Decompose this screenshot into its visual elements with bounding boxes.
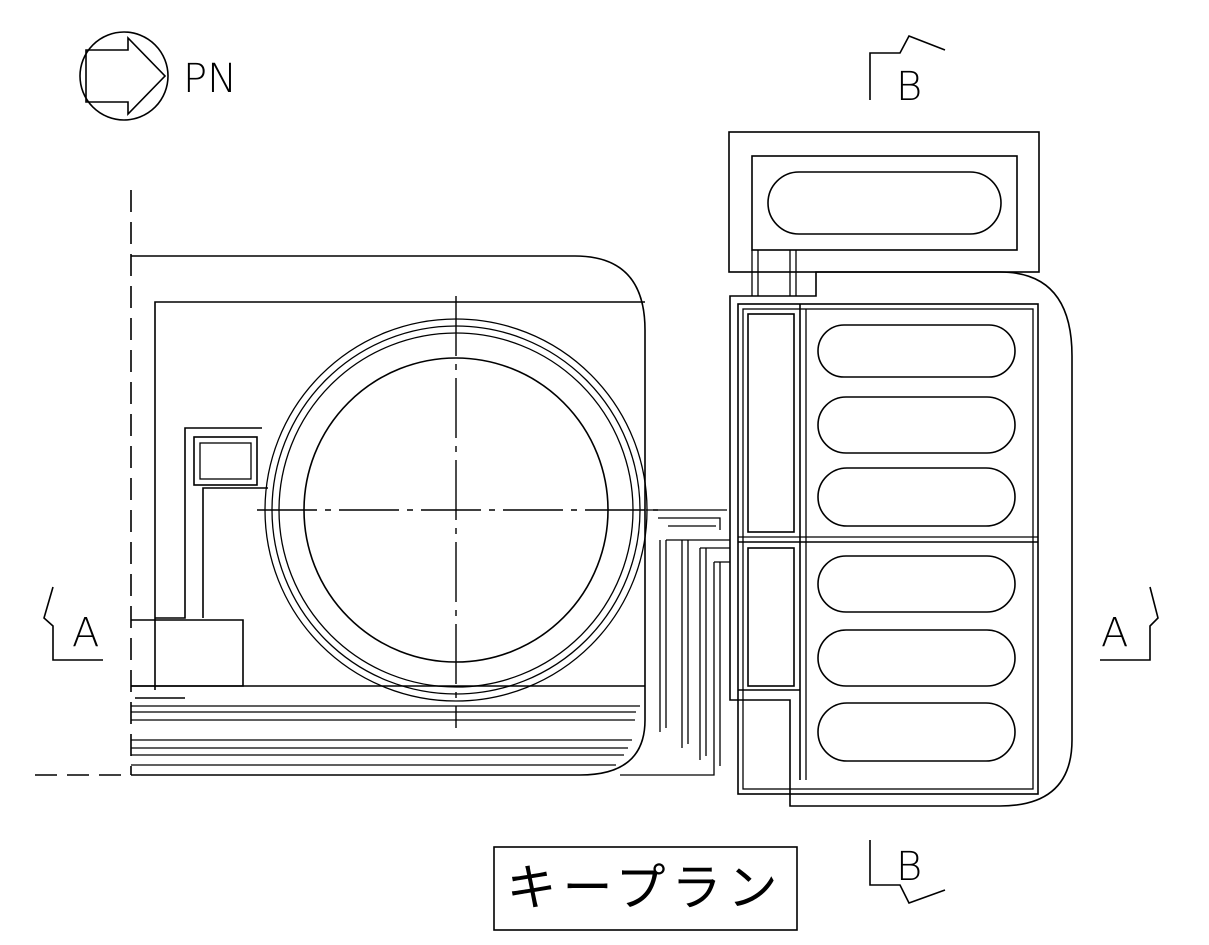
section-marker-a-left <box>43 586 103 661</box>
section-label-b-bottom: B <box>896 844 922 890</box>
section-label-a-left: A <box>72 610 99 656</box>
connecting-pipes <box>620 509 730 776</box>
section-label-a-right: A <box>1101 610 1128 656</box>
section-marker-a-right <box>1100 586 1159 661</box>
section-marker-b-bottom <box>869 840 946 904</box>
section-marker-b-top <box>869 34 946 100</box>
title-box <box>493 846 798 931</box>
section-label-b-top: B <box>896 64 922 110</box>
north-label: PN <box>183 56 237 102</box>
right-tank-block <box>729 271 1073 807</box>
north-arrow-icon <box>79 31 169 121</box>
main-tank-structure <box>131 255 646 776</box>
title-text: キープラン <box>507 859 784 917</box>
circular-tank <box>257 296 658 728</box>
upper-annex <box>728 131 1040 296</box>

What is asked => Copy the rows verbatim, starting at the row that contains "section-marker-a-left <box>43 586" and ending at the last row, with both included.

Task solution =>
section-marker-a-left <box>43 586 103 661</box>
section-label-b-bottom: B <box>896 844 922 890</box>
section-label-a-left: A <box>72 610 99 656</box>
connecting-pipes <box>620 509 730 776</box>
section-label-a-right: A <box>1101 610 1128 656</box>
section-marker-a-right <box>1100 586 1159 661</box>
section-marker-b-bottom <box>869 840 946 904</box>
section-marker-b-top <box>869 34 946 100</box>
title-box <box>493 846 798 931</box>
section-label-b-top: B <box>896 64 922 110</box>
north-label: PN <box>183 56 237 102</box>
right-tank-block <box>729 271 1073 807</box>
north-arrow-icon <box>79 31 169 121</box>
main-tank-structure <box>131 255 646 776</box>
title-text: キープラン <box>507 859 784 917</box>
circular-tank <box>257 296 658 728</box>
upper-annex <box>728 131 1040 296</box>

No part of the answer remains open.